Rows from a dataset

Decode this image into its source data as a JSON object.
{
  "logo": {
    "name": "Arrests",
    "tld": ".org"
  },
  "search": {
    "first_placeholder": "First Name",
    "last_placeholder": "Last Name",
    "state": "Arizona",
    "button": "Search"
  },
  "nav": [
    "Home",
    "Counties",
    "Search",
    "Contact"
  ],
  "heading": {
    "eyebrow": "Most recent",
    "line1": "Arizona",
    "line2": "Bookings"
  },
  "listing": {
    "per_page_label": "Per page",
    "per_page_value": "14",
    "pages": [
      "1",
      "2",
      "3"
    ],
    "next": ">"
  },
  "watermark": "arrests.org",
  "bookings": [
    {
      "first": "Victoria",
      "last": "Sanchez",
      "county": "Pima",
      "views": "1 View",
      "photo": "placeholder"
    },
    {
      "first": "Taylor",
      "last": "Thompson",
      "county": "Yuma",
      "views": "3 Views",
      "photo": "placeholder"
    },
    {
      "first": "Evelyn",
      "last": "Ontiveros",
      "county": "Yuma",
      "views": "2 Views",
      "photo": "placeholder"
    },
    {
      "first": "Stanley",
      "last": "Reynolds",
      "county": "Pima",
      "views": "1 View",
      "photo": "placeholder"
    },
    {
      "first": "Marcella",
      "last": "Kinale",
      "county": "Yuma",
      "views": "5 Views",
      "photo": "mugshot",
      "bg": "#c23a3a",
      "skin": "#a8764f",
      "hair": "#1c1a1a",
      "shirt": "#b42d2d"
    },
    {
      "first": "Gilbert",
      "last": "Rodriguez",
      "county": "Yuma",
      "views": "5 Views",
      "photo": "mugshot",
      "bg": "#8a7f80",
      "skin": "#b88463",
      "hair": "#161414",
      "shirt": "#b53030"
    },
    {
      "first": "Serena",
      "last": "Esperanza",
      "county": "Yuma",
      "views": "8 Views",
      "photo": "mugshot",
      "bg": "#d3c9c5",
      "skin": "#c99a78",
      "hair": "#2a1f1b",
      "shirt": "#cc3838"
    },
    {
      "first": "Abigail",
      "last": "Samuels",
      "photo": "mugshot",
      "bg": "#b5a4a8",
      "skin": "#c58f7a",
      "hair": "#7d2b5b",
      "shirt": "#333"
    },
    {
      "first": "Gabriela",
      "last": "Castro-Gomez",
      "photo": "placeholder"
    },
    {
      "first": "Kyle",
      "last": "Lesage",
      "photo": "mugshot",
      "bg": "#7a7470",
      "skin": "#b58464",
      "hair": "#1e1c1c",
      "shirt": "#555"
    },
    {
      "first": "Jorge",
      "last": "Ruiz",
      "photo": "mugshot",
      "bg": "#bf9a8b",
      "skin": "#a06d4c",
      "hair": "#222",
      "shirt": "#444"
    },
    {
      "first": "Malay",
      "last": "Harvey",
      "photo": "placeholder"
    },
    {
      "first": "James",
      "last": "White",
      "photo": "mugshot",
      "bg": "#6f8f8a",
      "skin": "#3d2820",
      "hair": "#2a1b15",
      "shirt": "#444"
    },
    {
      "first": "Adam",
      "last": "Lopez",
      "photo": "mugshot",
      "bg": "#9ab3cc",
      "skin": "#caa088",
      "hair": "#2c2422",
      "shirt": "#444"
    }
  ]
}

* [Given exercise] Can you give every line above again, exactly as written?

* [Correct output]
Decode this image into its source data as a JSON object.
{
  "logo": {
    "name": "Arrests",
    "tld": ".org"
  },
  "search": {
    "first_placeholder": "First Name",
    "last_placeholder": "Last Name",
    "state": "Arizona",
    "button": "Search"
  },
  "nav": [
    "Home",
    "Counties",
    "Search",
    "Contact"
  ],
  "heading": {
    "eyebrow": "Most recent",
    "line1": "Arizona",
    "line2": "Bookings"
  },
  "listing": {
    "per_page_label": "Per page",
    "per_page_value": "14",
    "pages": [
      "1",
      "2",
      "3"
    ],
    "next": ">"
  },
  "watermark": "arrests.org",
  "bookings": [
    {
      "first": "Victoria",
      "last": "Sanchez",
      "county": "Pima",
      "views": "1 View",
      "photo": "placeholder"
    },
    {
      "first": "Taylor",
      "last": "Thompson",
      "county": "Yuma",
      "views": "3 Views",
      "photo": "placeholder"
    },
    {
      "first": "Evelyn",
      "last": "Ontiveros",
      "county": "Yuma",
      "views": "2 Views",
      "photo": "placeholder"
    },
    {
      "first": "Stanley",
      "last": "Reynolds",
      "county": "Pima",
      "views": "1 View",
      "photo": "placeholder"
    },
    {
      "first": "Marcella",
      "last": "Kinale",
      "county": "Yuma",
      "views": "5 Views",
      "photo": "mugshot",
      "bg": "#c23a3a",
      "skin": "#a8764f",
      "hair": "#1c1a1a",
      "shirt": "#b42d2d"
    },
    {
      "first": "Gilbert",
      "last": "Rodriguez",
      "county": "Yuma",
      "views": "5 Views",
      "photo": "mugshot",
      "bg": "#8a7f80",
      "skin": "#b88463",
      "hair": "#161414",
      "shirt": "#b53030"
    },
    {
      "first": "Serena",
      "last": "Esperanza",
      "county": "Yuma",
      "views": "8 Views",
      "photo": "mugshot",
      "bg": "#d3c9c5",
      "skin": "#c99a78",
      "hair": "#2a1f1b",
      "shirt": "#cc3838"
    },
    {
      "first": "Abigail",
      "last": "Samuels",
      "photo": "mugshot",
      "bg": "#b5a4a8",
      "skin": "#c58f7a",
      "hair": "#7d2b5b",
      "shirt": "#333"
    },
    {
      "first": "Gabriela",
      "last": "Castro-Gomez",
      "photo": "placeholder"
    },
    {
      "first": "Kyle",
      "last": "Lesage",
      "photo": "mugshot",
      "bg": "#7a7470",
      "skin": "#b58464",
      "hair": "#1e1c1c",
      "shirt": "#555"
    },
    {
      "first": "Jorge",
      "last": "Ruiz",
      "photo": "mugshot",
      "bg": "#bf9a8b",
      "skin": "#a06d4c",
      "hair": "#222",
      "shirt": "#444"
    },
    {
      "first": "Malay",
      "last": "Harvey",
      "photo": "placeholder"
    },
    {
      "first": "James",
      "last": "White",
      "photo": "mugshot",
      "bg": "#6f8f8a",
      "skin": "#3d2820",
      "hair": "#2a1b15",
      "shirt": "#444"
    },
    {
      "first": "Adam",
      "last": "Lopez",
      "photo": "mugshot",
      "bg": "#9ab3cc",
      "skin": "#caa088",
      "hair": "#2c2422",
      "shirt": "#444"
    }
  ]
}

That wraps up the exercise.